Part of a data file
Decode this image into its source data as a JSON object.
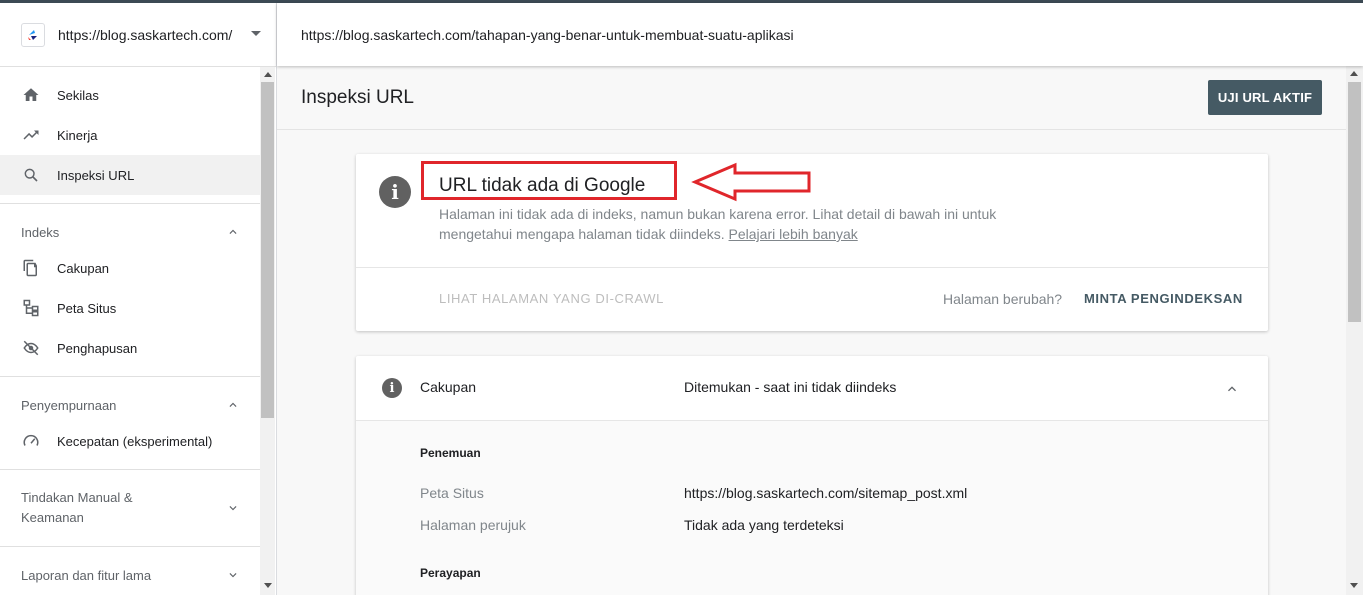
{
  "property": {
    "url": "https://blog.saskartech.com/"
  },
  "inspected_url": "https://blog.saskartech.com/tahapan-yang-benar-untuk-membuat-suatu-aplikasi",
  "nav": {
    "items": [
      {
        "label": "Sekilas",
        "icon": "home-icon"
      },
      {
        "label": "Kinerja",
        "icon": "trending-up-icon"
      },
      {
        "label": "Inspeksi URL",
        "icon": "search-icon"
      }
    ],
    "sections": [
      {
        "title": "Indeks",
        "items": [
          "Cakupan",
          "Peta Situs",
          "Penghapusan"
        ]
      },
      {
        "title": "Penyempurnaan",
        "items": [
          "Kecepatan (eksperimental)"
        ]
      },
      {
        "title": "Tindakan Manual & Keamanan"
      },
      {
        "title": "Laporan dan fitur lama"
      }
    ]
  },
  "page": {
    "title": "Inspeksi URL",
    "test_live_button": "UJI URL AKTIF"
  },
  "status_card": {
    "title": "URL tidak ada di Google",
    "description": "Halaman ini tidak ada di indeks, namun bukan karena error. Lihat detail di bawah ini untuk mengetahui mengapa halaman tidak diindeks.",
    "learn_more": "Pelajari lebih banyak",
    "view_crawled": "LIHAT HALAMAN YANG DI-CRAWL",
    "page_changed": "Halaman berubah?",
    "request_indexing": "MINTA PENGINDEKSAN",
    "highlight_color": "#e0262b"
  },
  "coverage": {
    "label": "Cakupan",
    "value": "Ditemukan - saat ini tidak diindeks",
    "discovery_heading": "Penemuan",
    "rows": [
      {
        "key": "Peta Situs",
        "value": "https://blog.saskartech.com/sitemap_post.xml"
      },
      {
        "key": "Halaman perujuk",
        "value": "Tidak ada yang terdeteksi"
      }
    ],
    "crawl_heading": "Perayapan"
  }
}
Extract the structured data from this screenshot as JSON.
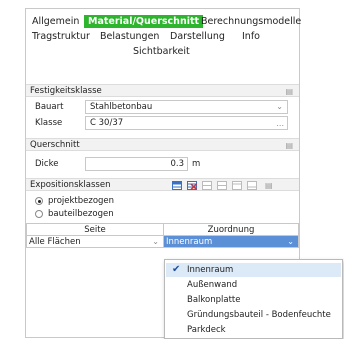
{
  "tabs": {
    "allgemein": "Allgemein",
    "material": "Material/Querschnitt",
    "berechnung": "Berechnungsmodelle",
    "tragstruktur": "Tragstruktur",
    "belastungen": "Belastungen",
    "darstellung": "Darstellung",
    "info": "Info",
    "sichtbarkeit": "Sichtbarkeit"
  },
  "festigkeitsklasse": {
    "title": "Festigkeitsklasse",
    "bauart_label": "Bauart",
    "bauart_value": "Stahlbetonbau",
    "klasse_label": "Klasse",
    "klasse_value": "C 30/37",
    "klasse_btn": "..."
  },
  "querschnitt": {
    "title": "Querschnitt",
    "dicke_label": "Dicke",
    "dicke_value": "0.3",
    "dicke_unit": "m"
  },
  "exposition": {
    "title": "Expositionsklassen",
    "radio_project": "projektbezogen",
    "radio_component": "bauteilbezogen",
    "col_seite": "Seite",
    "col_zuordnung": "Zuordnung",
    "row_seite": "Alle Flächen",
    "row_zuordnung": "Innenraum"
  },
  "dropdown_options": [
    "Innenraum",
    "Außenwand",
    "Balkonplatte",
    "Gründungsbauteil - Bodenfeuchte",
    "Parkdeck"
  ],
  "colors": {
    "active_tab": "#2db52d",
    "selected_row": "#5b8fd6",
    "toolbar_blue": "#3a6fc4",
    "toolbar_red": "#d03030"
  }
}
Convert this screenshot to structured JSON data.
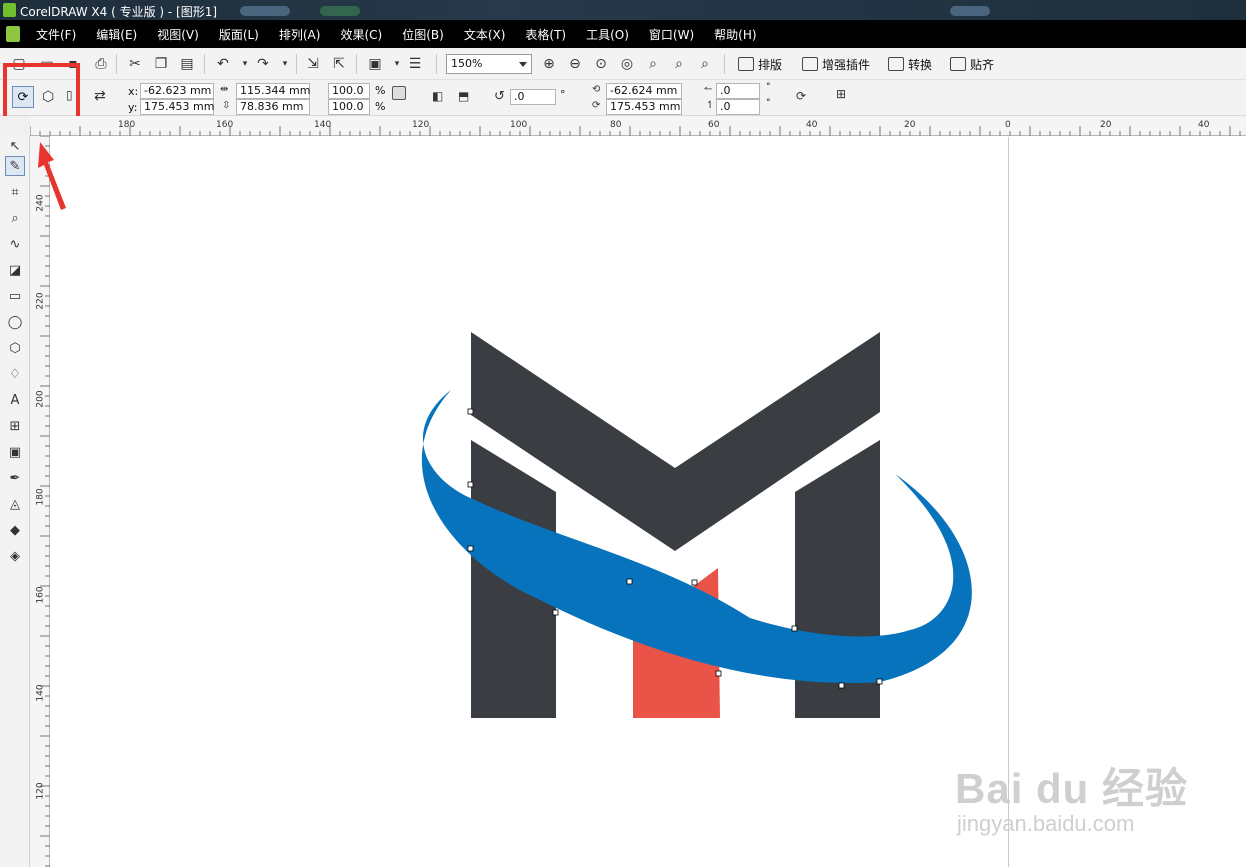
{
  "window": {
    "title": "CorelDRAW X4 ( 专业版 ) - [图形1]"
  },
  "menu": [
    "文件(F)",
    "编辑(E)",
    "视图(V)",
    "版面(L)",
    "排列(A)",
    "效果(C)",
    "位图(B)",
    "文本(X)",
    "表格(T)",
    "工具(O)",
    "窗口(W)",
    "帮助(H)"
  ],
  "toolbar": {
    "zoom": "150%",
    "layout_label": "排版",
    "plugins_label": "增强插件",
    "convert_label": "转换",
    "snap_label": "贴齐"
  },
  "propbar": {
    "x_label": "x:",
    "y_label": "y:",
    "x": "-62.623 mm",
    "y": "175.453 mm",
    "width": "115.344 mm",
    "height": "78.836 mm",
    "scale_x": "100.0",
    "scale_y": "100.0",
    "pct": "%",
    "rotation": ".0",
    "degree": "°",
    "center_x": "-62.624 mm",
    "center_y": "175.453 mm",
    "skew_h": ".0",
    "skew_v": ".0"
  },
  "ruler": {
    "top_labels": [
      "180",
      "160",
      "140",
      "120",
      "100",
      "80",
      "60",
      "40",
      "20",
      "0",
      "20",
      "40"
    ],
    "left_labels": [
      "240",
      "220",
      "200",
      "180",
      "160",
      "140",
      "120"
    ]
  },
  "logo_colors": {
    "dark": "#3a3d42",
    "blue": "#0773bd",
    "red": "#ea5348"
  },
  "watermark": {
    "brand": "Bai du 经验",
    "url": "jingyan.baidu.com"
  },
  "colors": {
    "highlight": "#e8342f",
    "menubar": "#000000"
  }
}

**Task description**
Gather all lines from the records above in which "icon" appears.

**Answer**
        "icon": "home-icon"
        "icon": "trending-up-icon"
        "icon": "search-icon"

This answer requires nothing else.